Problem requirements: Read the listing and extract each line that includes the word "this".

☆ ☆ ☆ ☆ ☆ ☆ ☆

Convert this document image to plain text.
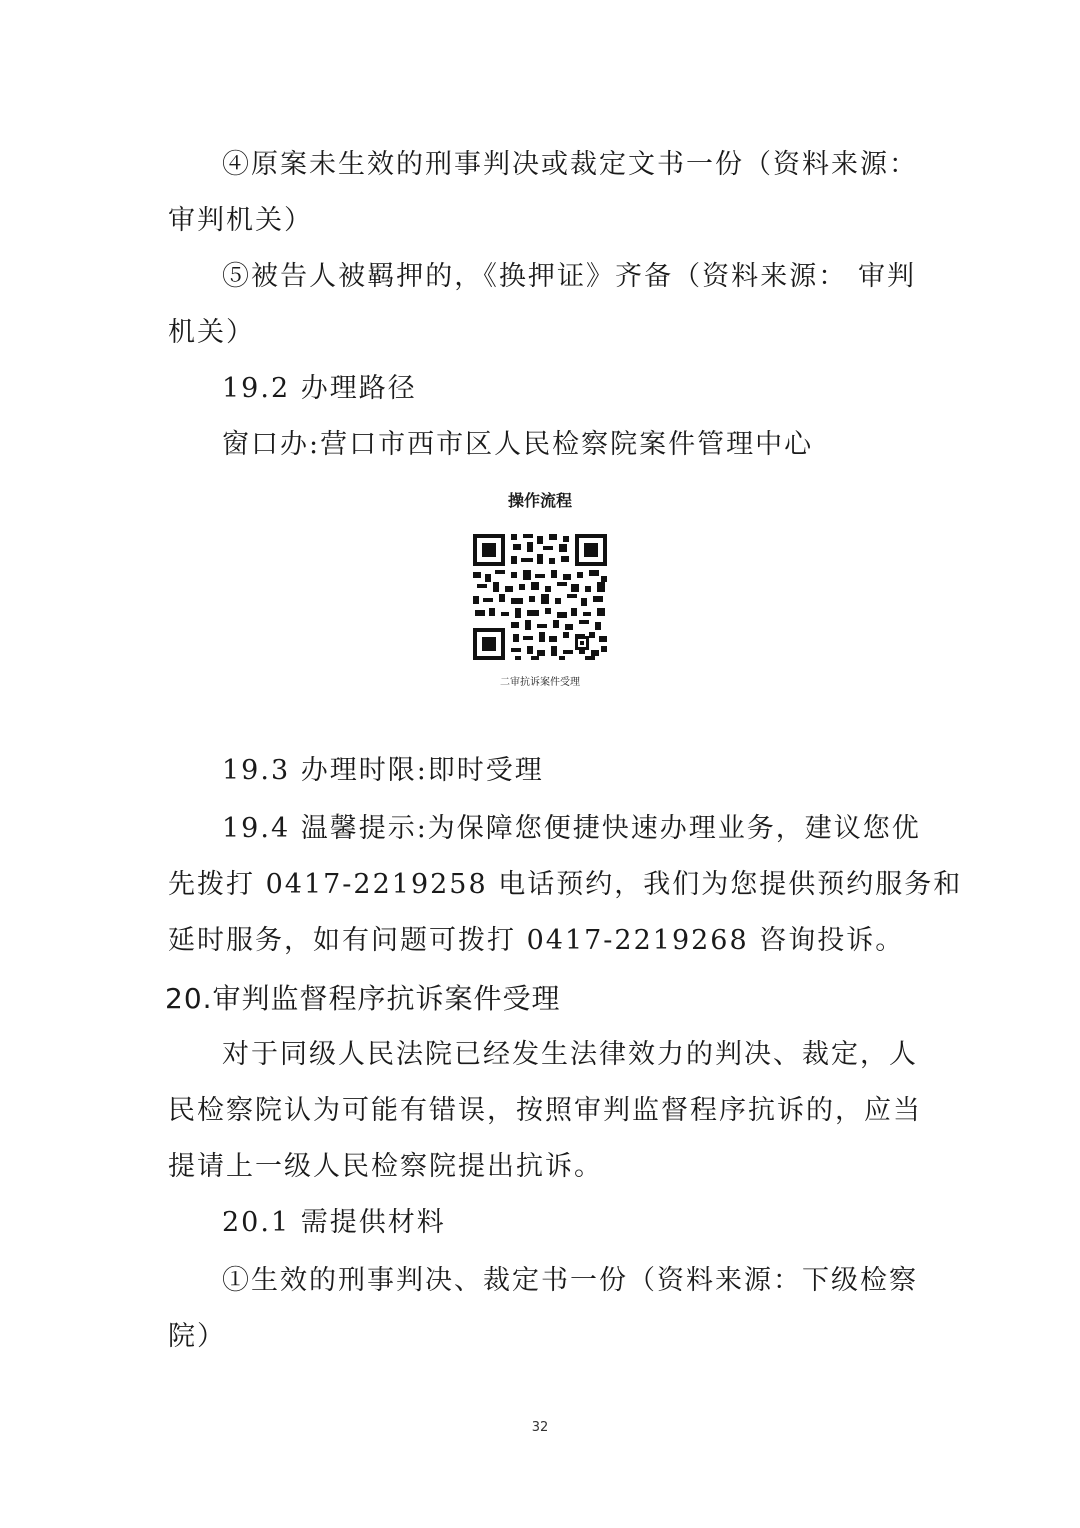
④原案未生效的刑事判决或裁定文书一份（资料来源：
审判机关）
⑤被告人被羁押的，《换押证》齐备（资料来源： 审判
机关）
19.2 办理路径
窗口办:营口市西市区人民检察院案件管理中心
操作流程
二审抗诉案件受理
19.3 办理时限:即时受理
19.4 温馨提示:为保障您便捷快速办理业务，建议您优
先拨打 0417-2219258 电话预约，我们为您提供预约服务和
延时服务，如有问题可拨打 0417-2219268 咨询投诉。
20.审判监督程序抗诉案件受理
对于同级人民法院已经发生法律效力的判决、裁定，人
民检察院认为可能有错误，按照审判监督程序抗诉的，应当
提请上一级人民检察院提出抗诉。
20.1 需提供材料
①生效的刑事判决、裁定书一份（资料来源：下级检察
院）
32
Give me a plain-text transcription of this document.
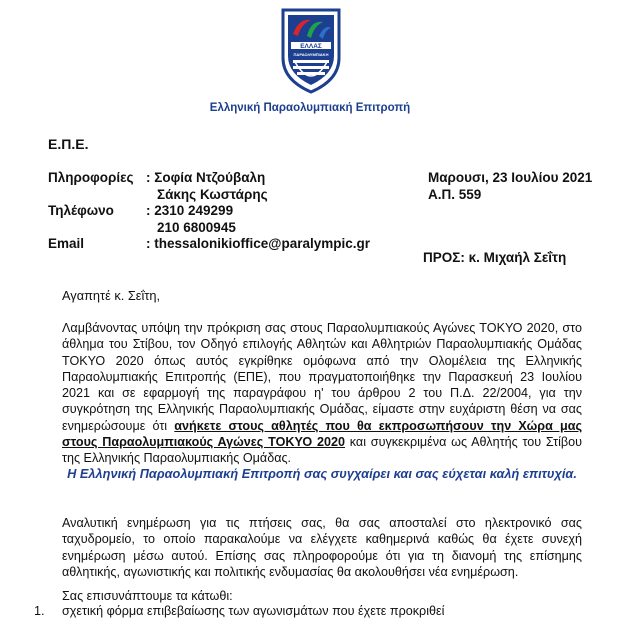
ΕΛΛΑΣ
ΠΑΡΑΟΛΥΜΠΙΑΚΗ
Ελληνική Παραολυμπιακή Επιτροπή
Ε.Π.Ε.
Πληροφορίες : Σοφία Ντζούβαλη
Σάκης Κωστάρης
Τηλέφωνο : 2310 249299
210 6800945
Email	: thessalonikioffice@paralympic.gr
Μαρουσι, 23 Ιουλίου 2021
Α.Π. 559
ΠΡΟΣ: κ. Μιχαήλ Σεΐτη
Αγαπητέ κ. Σεΐτη,
Λαμβάνοντας υπόψη την πρόκριση σας στους Παραολυμπιακούς Αγώνες ΤΟΚΥΟ 2020, στο άθλημα του Στίβου, τον Οδηγό επιλογής Αθλητών και Αθλητριών Παραολυμπιακής Ομάδας ΤΟΚΥΟ 2020 όπως αυτός εγκρίθηκε ομόφωνα από την Ολομέλεια της Ελληνικής Παραολυμπιακής Επιτροπής (ΕΠΕ), που πραγματοποιήθηκε την Παρασκευή 23 Ιουλίου 2021 και σε εφαρμογή της παραγράφου η' του άρθρου 2 του Π.Δ. 22/2004, για την συγκρότηση της Ελληνικής Παραολυμπιακής Ομάδας, είμαστε στην ευχάριστη θέση να σας ενημερώσουμε ότι ανήκετε στους αθλητές που θα εκπροσωπήσουν την Χώρα μας στους Παραολυμπιακούς Αγώνες ΤΟΚΥΟ 2020 και συγκεκριμένα ως Αθλητής του Στίβου της Ελληνικής Παραολυμπιακής Ομάδας.
Η Ελληνική Παραολυμπιακή Επιτροπή σας συγχαίρει και σας εύχεται καλή επιτυχία.
Αναλυτική ενημέρωση για τις πτήσεις σας, θα σας αποσταλεί στο ηλεκτρονικό σας ταχυδρομείο, το οποίο παρακαλούμε να ελέγχετε καθημερινά καθώς θα έχετε συνεχή ενημέρωση μέσω αυτού. Επίσης σας πληροφορούμε ότι για τη διανομή της επίσημης αθλητικής, αγωνιστικής και πολιτικής ενδυμασίας θα ακολουθήσει νέα ενημέρωση.
Σας επισυνάπτουμε τα κάτωθι:
1. σχετική φόρμα επιβεβαίωσης των αγωνισμάτων που έχετε προκριθεί
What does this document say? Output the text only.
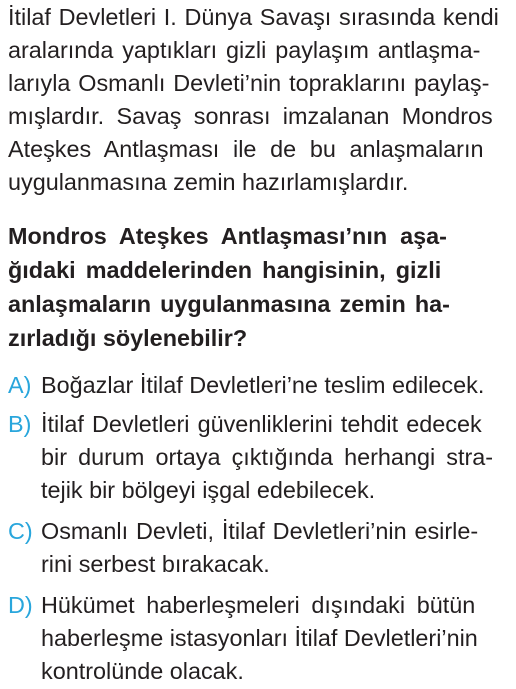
İtilaf Devletleri I. Dünya Savaşı sırasında kendi
aralarında yaptıkları gizli paylaşım antlaşma-
larıyla Osmanlı Devleti’nin topraklarını paylaş-
mışlardır. Savaş sonrası imzalanan Mondros
Ateşkes Antlaşması ile de bu anlaşmaların
uygulanmasına zemin hazırlamışlardır.
Mondros Ateşkes Antlaşması’nın aşa-
ğıdaki maddelerinden hangisinin, gizli
anlaşmaların uygulanmasına zemin ha-
zırladığı söylenebilir?
A) Boğazlar İtilaf Devletleri’ne teslim edilecek.
B) İtilaf Devletleri güvenliklerini tehdit edecek
bir durum ortaya çıktığında herhangi stra-
tejik bir bölgeyi işgal edebilecek.
C) Osmanlı Devleti, İtilaf Devletleri’nin esirle-
rini serbest bırakacak.
D) Hükümet haberleşmeleri dışındaki bütün
haberleşme istasyonları İtilaf Devletleri’nin
kontrolünde olacak.
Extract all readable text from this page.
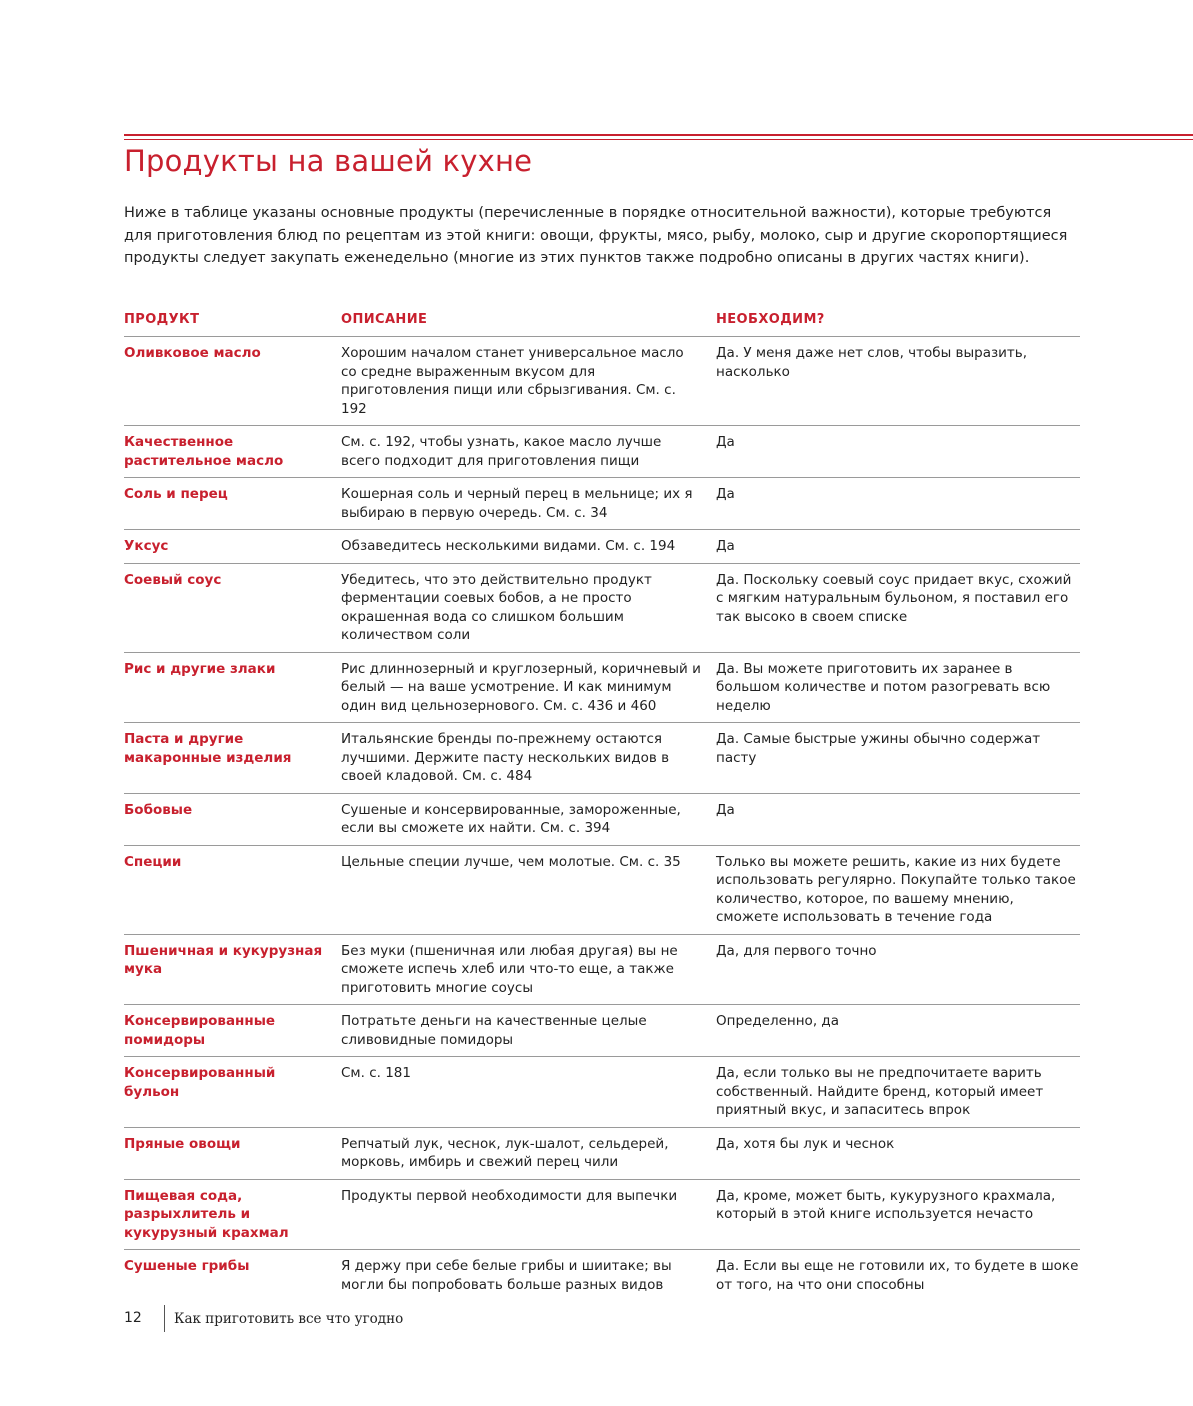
Продукты на вашей кухне

Ниже в таблице указаны основные продукты (перечисленные в порядке относительной важности), которые требуются для приготовления блюд по рецептам из этой книги: овощи, фрукты, мясо, рыбу, молоко, сыр и другие скоропортящиеся продукты следует закупать еженедельно (многие из этих пунктов также подробно описаны в других частях книги).

ПРОДУКТ	ОПИСАНИЕ	НЕОБХОДИМ?
Оливковое масло	Хорошим началом станет универсальное масло со средне выраженным вкусом для приготовления пищи или сбрызгивания. См. с. 192	Да. У меня даже нет слов, чтобы выразить, насколько
Качественное растительное масло	См. с. 192, чтобы узнать, какое масло лучше всего подходит для приготовления пищи	Да
Соль и перец	Кошерная соль и черный перец в мельнице; их я выбираю в первую очередь. См. с. 34	Да
Уксус	Обзаведитесь несколькими видами. См. с. 194	Да
Соевый соус	Убедитесь, что это действительно продукт ферментации соевых бобов, а не просто окрашенная вода со слишком большим количеством соли	Да. Поскольку соевый соус придает вкус, схожий с мягким натуральным бульоном, я поставил его так высоко в своем списке
Рис и другие злаки	Рис длиннозерный и круглозерный, коричневый и белый — на ваше усмотрение. И как минимум один вид цельнозернового. См. с. 436 и 460	Да. Вы можете приготовить их заранее в большом количестве и потом разогревать всю неделю
Паста и другие макаронные изделия	Итальянские бренды по-прежнему остаются лучшими. Держите пасту нескольких видов в своей кладовой. См. с. 484	Да. Самые быстрые ужины обычно содержат пасту
Бобовые	Сушеные и консервированные, замороженные, если вы сможете их найти. См. с. 394	Да
Специи	Цельные специи лучше, чем молотые. См. с. 35	Только вы можете решить, какие из них будете использовать регулярно. Покупайте только такое количество, которое, по вашему мнению, сможете использовать в течение года
Пшеничная и кукурузная мука	Без муки (пшеничная или любая другая) вы не сможете испечь хлеб или что-то еще, а также приготовить многие соусы	Да, для первого точно
Консервированные помидоры	Потратьте деньги на качественные целые сливовидные помидоры	Определенно, да
Консервированный бульон	См. с. 181	Да, если только вы не предпочитаете варить собственный. Найдите бренд, который имеет приятный вкус, и запаситесь впрок
Пряные овощи	Репчатый лук, чеснок, лук-шалот, сельдерей, морковь, имбирь и свежий перец чили	Да, хотя бы лук и чеснок
Пищевая сода, разрыхлитель и кукурузный крахмал	Продукты первой необходимости для выпечки	Да, кроме, может быть, кукурузного крахмала, который в этой книге используется нечасто
Сушеные грибы	Я держу при себе белые грибы и шиитаке; вы могли бы попробовать больше разных видов	Да. Если вы еще не готовили их, то будете в шоке от того, на что они способны
12 Как приготовить все что угодно
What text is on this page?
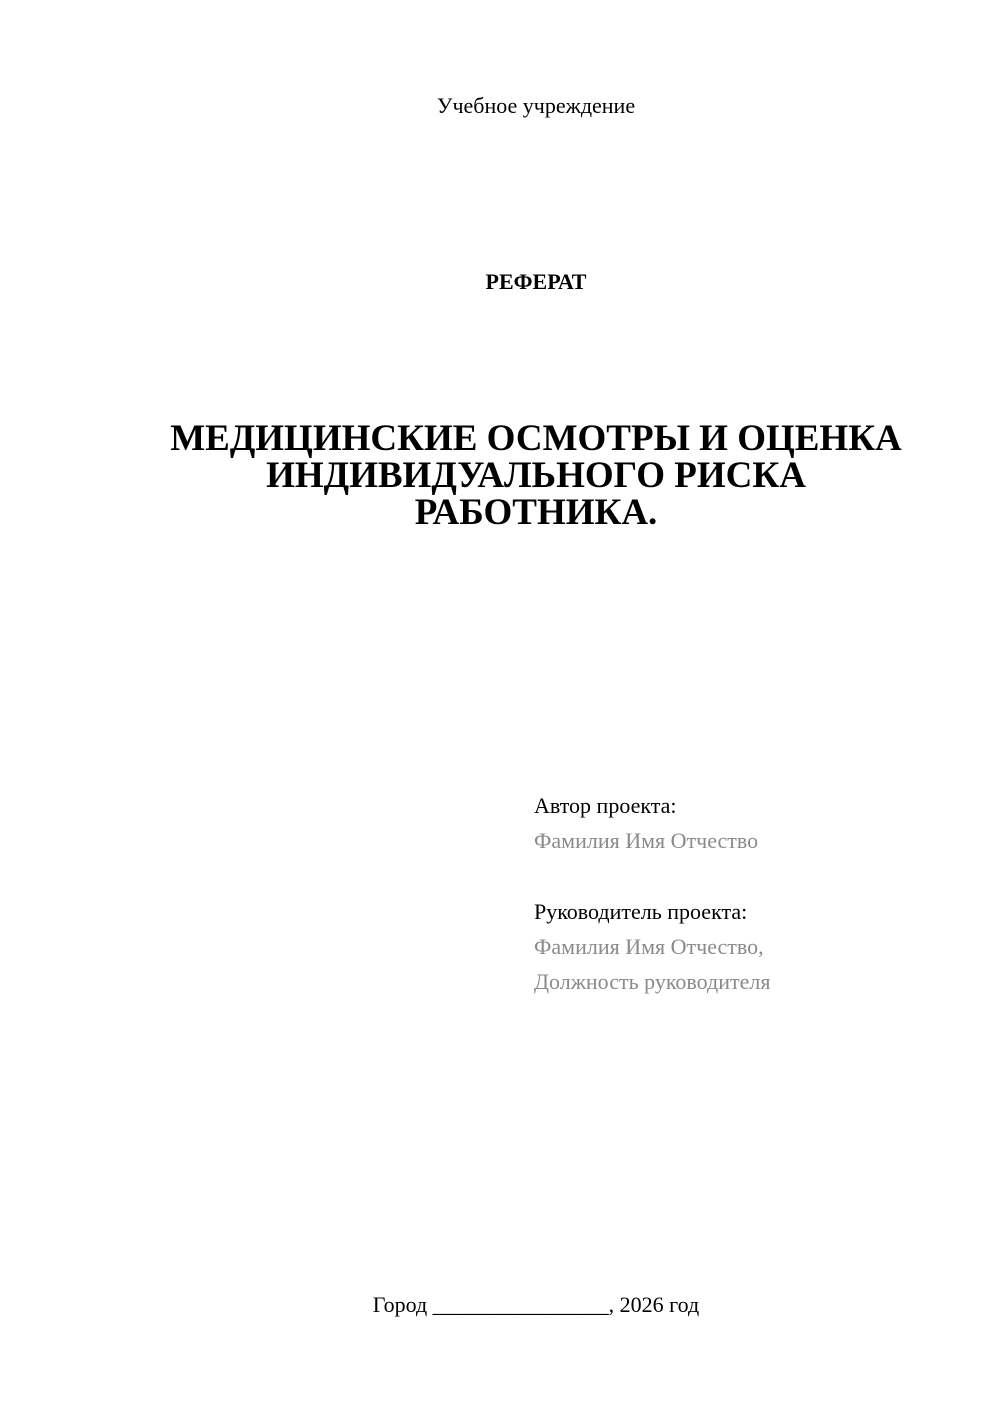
Учебное учреждение
РЕФЕРАТ
МЕДИЦИНСКИЕ ОСМОТРЫ И ОЦЕНКА
ИНДИВИДУАЛЬНОГО РИСКА
РАБОТНИКА.
Автор проекта:
Фамилия Имя Отчество
Руководитель проекта:
Фамилия Имя Отчество,
Должность руководителя
Город ________________, 2026 год
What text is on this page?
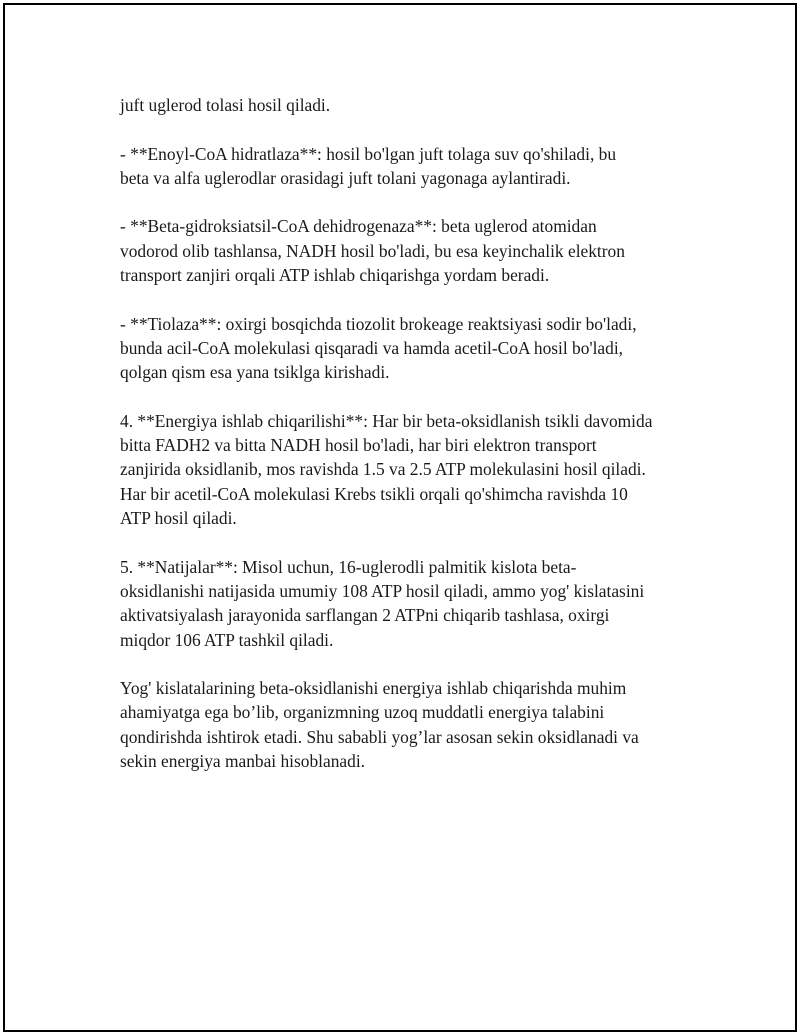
juft uglerod tolasi hosil qiladi.

- **Enoyl-CoA hidratlaza**: hosil bo'lgan juft tolaga suv qo'shiladi, bu
beta va alfa uglerodlar orasidagi juft tolani yagonaga aylantiradi.

- **Beta-gidroksiatsil-CoA dehidrogenaza**: beta uglerod atomidan
vodorod olib tashlansa, NADH hosil bo'ladi, bu esa keyinchalik elektron
transport zanjiri orqali ATP ishlab chiqarishga yordam beradi.

- **Tiolaza**: oxirgi bosqichda tiozolit brokeage reaktsiyasi sodir bo'ladi,
bunda acil-CoA molekulasi qisqaradi va hamda acetil-CoA hosil bo'ladi,
qolgan qism esa yana tsiklga kirishadi.

4. **Energiya ishlab chiqarilishi**: Har bir beta-oksidlanish tsikli davomida
bitta FADH2 va bitta NADH hosil bo'ladi, har biri elektron transport
zanjirida oksidlanib, mos ravishda 1.5 va 2.5 ATP molekulasini hosil qiladi.
Har bir acetil-CoA molekulasi Krebs tsikli orqali qo'shimcha ravishda 10
ATP hosil qiladi.

5. **Natijalar**: Misol uchun, 16-uglerodli palmitik kislota beta-
oksidlanishi natijasida umumiy 108 ATP hosil qiladi, ammo yog' kislatasini
aktivatsiyalash jarayonida sarflangan 2 ATPni chiqarib tashlasa, oxirgi
miqdor 106 ATP tashkil qiladi.

Yog' kislatalarining beta-oksidlanishi energiya ishlab chiqarishda muhim
ahamiyatga ega bo’lib, organizmning uzoq muddatli energiya talabini
qondirishda ishtirok etadi. Shu sababli yog’lar asosan sekin oksidlanadi va
sekin energiya manbai hisoblanadi.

☆ ☆ ☆ ☆ ☆ ☆ ☆

Exercise answer:
Convert this document image to plain text.
Give me a plain-text transcription of this document.
What does this document say? Output the text only.
Extract all readable text from this page.
What text is on this page?
What text is on this page?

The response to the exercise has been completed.